EXERCISE DETAILS: Write the entries below out again exactly; any picture in them stays out.

Stored entries:
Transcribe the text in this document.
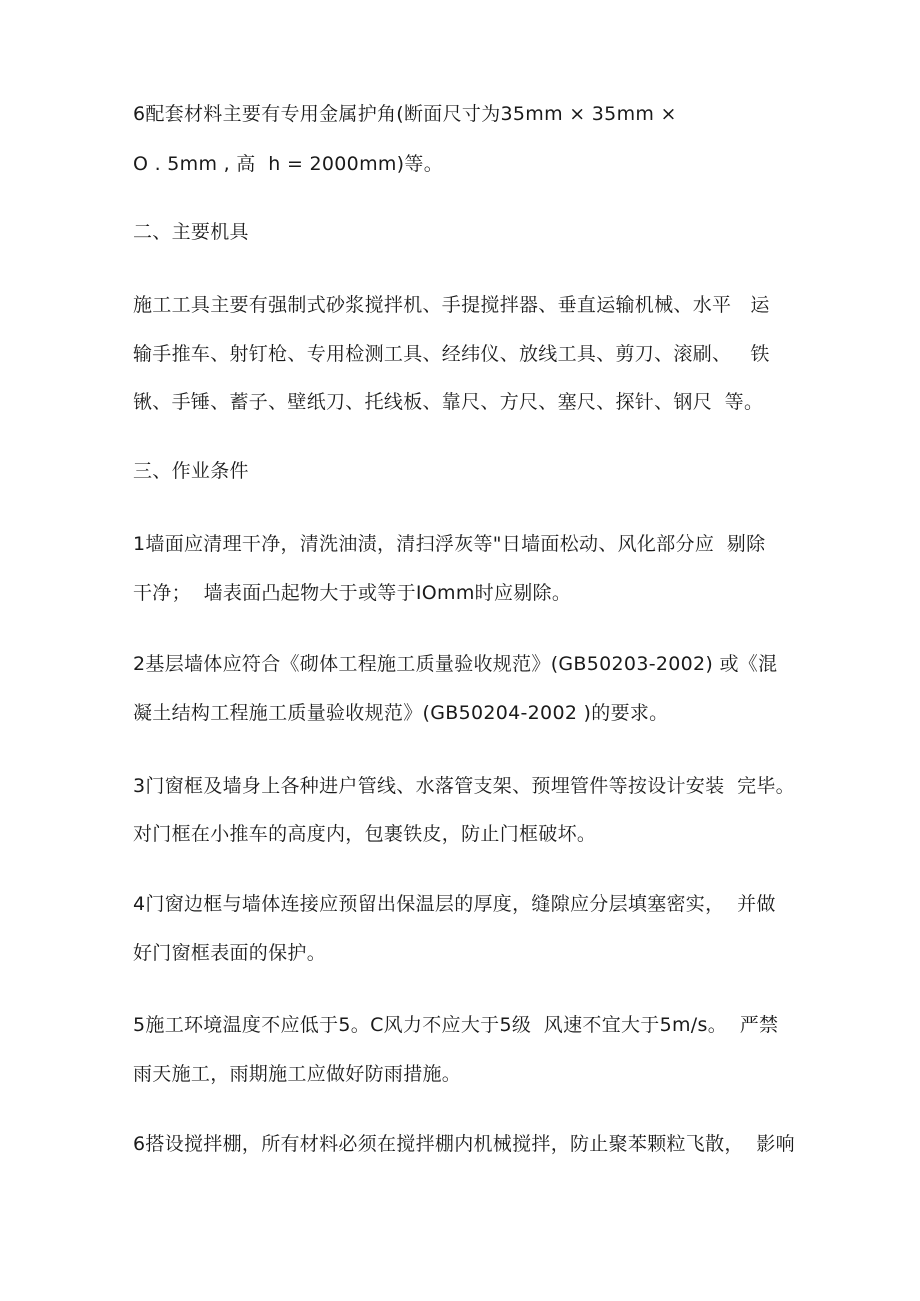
6配套材料主要有专用金属护角(断面尺寸为35mm × 35mm ×
O . 5mm , 高  h = 2000mm)等。
二、主要机具
施工工具主要有强制式砂浆搅拌机、手提搅拌器、垂直运输机械、水平   运
输手推车、射钉枪、专用检测工具、经纬仪、放线工具、剪刀、滚刷、   铁
锹、手锤、蓄子、壁纸刀、托线板、靠尺、方尺、塞尺、探针、钢尺  等。
三、作业条件
1墙面应清理干净，清洗油渍，清扫浮灰等"日墙面松动、风化部分应  剔除
干净；  墙表面凸起物大于或等于IOmm时应剔除。
2基层墙体应符合《砌体工程施工质量验收规范》(GB50203-2002) 或《混
凝土结构工程施工质量验收规范》(GB50204-2002 )的要求。
3门窗框及墙身上各种进户管线、水落管支架、预埋管件等按设计安装  完毕。
对门框在小推车的高度内，包裹铁皮，防止门框破坏。
4门窗边框与墙体连接应预留出保温层的厚度，缝隙应分层填塞密实，  并做
好门窗框表面的保护。
5施工环境温度不应低于5。C风力不应大于5级  风速不宜大于5m/s。  严禁
雨天施工，雨期施工应做好防雨措施。
6搭设搅拌棚，所有材料必须在搅拌棚内机械搅拌，防止聚苯颗粒飞散，  影响
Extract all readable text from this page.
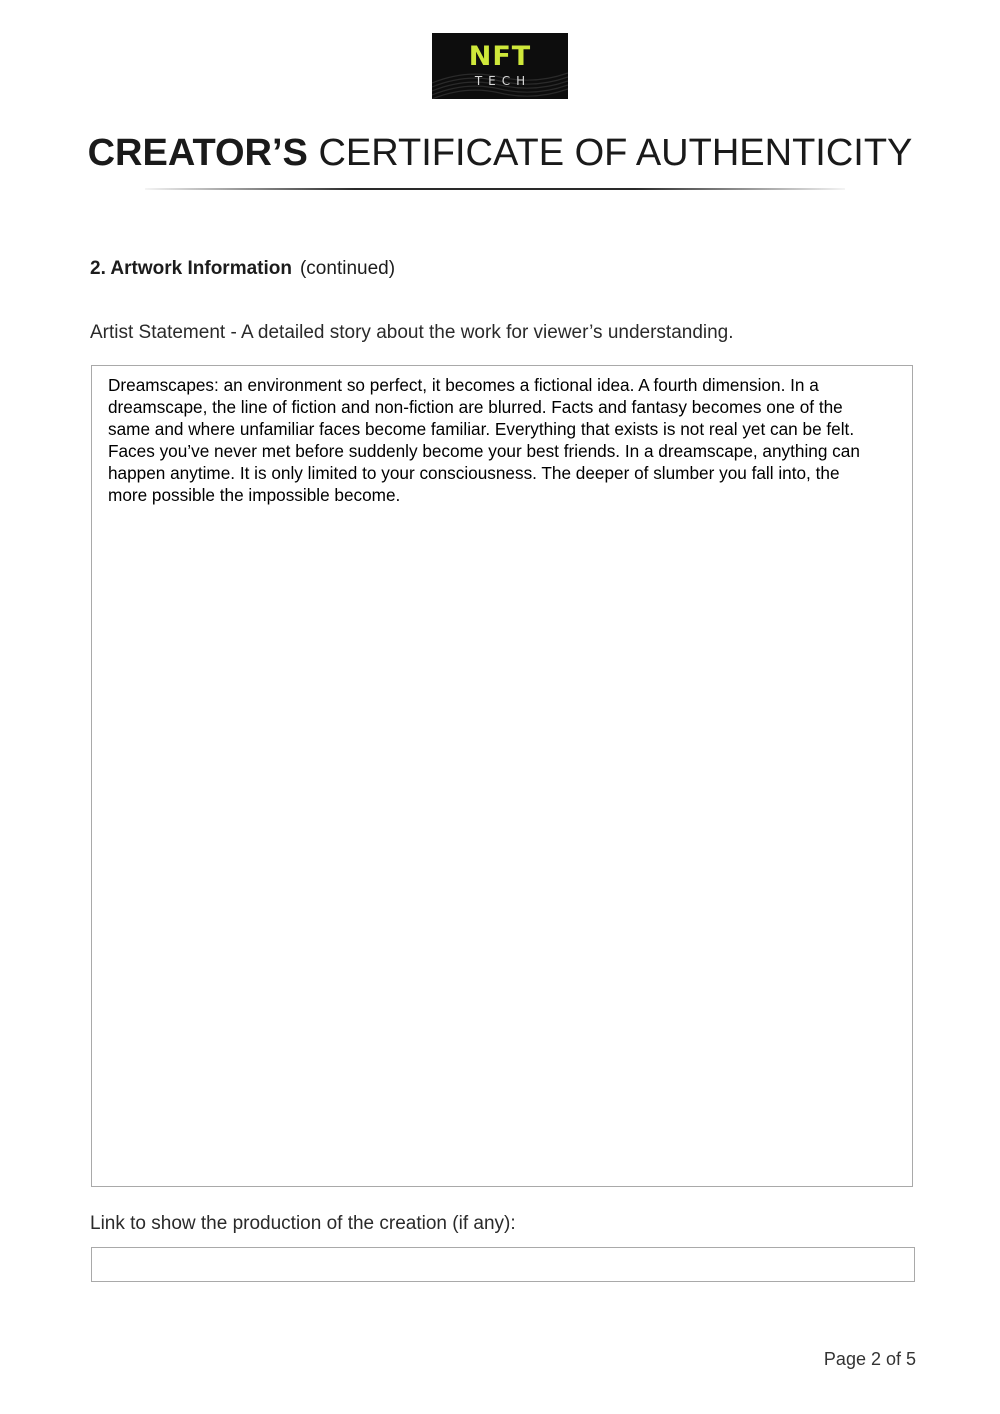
NFT
TECH
CREATOR’S CERTIFICATE OF AUTHENTICITY
2. Artwork Information (continued)
Artist Statement - A detailed story about the work for viewer’s understanding.

Dreamscapes: an environment so perfect, it becomes a fictional idea. A fourth dimension. In a dreamscape, the line of fiction and non-fiction are blurred. Facts and fantasy becomes one of the same and where unfamiliar faces become familiar. Everything that exists is not real yet can be felt. Faces you’ve never met before suddenly become your best friends. In a dreamscape, anything can happen anytime. It is only limited to your consciousness. The deeper of slumber you fall into, the more possible the impossible become.

Link to show the production of the creation (if any):
Page 2 of 5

ANSWER FOR THIS EXERCISE:
Transcribe the text in this document.
6配套材料主要有专用金属护角(断面尺寸为35mm × 35mm ×
O . 5mm , 高  h = 2000mm)等。
二、主要机具
施工工具主要有强制式砂浆搅拌机、手提搅拌器、垂直运输机械、水平   运
输手推车、射钉枪、专用检测工具、经纬仪、放线工具、剪刀、滚刷、   铁
锹、手锤、蓄子、壁纸刀、托线板、靠尺、方尺、塞尺、探针、钢尺  等。
三、作业条件
1墙面应清理干净，清洗油渍，清扫浮灰等"日墙面松动、风化部分应  剔除
干净；  墙表面凸起物大于或等于IOmm时应剔除。
2基层墙体应符合《砌体工程施工质量验收规范》(GB50203-2002) 或《混
凝土结构工程施工质量验收规范》(GB50204-2002 )的要求。
3门窗框及墙身上各种进户管线、水落管支架、预埋管件等按设计安装  完毕。
对门框在小推车的高度内，包裹铁皮，防止门框破坏。
4门窗边框与墙体连接应预留出保温层的厚度，缝隙应分层填塞密实，  并做
好门窗框表面的保护。
5施工环境温度不应低于5。C风力不应大于5级  风速不宜大于5m/s。  严禁
雨天施工，雨期施工应做好防雨措施。
6搭设搅拌棚，所有材料必须在搅拌棚内机械搅拌，防止聚苯颗粒飞散，  影响
Extract all readable text from this page.
NFT
TECH
CREATOR’S CERTIFICATE OF AUTHENTICITY
2. Artwork Information (continued)
Artist Statement - A detailed story about the work for viewer’s understanding.

Dreamscapes: an environment so perfect, it becomes a fictional idea. A fourth dimension. In a dreamscape, the line of fiction and non-fiction are blurred. Facts and fantasy becomes one of the same and where unfamiliar faces become familiar. Everything that exists is not real yet can be felt. Faces you’ve never met before suddenly become your best friends. In a dreamscape, anything can happen anytime. It is only limited to your consciousness. The deeper of slumber you fall into, the more possible the impossible become.

Link to show the production of the creation (if any):
Page 2 of 5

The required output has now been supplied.